Repeat every record below exactly, omitting any pictures.

The input
◇ ◇ ◇ ◇
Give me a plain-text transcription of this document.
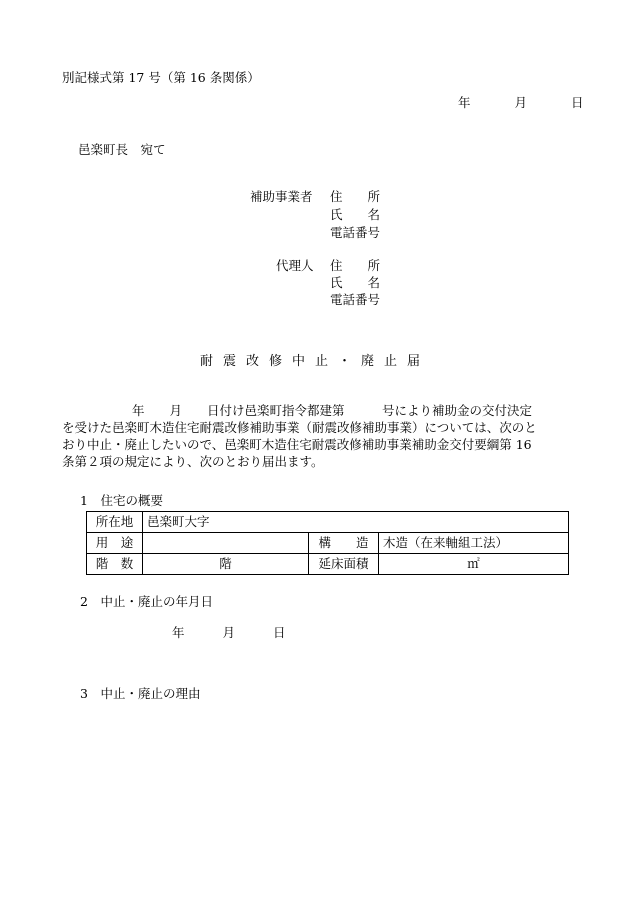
別記様式第 17 号（第 16 条関係）
年	月	日
邑楽町長　宛て
補助事業者 住　　所
氏　　名
電話番号
代理人 住　　所
氏　　名
電話番号
耐震改修中止・廃止届

年　　月　　日付け邑楽町指令都建第　　　号により補助金の交付決定

を受けた邑楽町木造住宅耐震改修補助事業（耐震改修補助事業）については、次のと

おり中止・廃止したいので、邑楽町木造住宅耐震改修補助事業補助金交付要綱第 16

条第２項の規定により、次のとおり届出ます。

1　住宅の概要
所在地	邑楽町大字		
用　途		構　　造	木造（在来軸組工法）
階　数	階	延床面積	㎡
2　中止・廃止の年月日
年	月	日
3　中止・廃止の理由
◇ ◇ ◇ ◇
The answer
Give me a plain-text transcription of this document.
別記様式第 17 号（第 16 条関係）
年	月	日
邑楽町長　宛て
補助事業者 住　　所
氏　　名
電話番号
代理人 住　　所
氏　　名
電話番号
耐震改修中止・廃止届

年　　月　　日付け邑楽町指令都建第　　　号により補助金の交付決定

を受けた邑楽町木造住宅耐震改修補助事業（耐震改修補助事業）については、次のと

おり中止・廃止したいので、邑楽町木造住宅耐震改修補助事業補助金交付要綱第 16

条第２項の規定により、次のとおり届出ます。

1　住宅の概要
所在地	邑楽町大字		
用　途		構　　造	木造（在来軸組工法）
階　数	階	延床面積	㎡
2　中止・廃止の年月日
年	月	日
3　中止・廃止の理由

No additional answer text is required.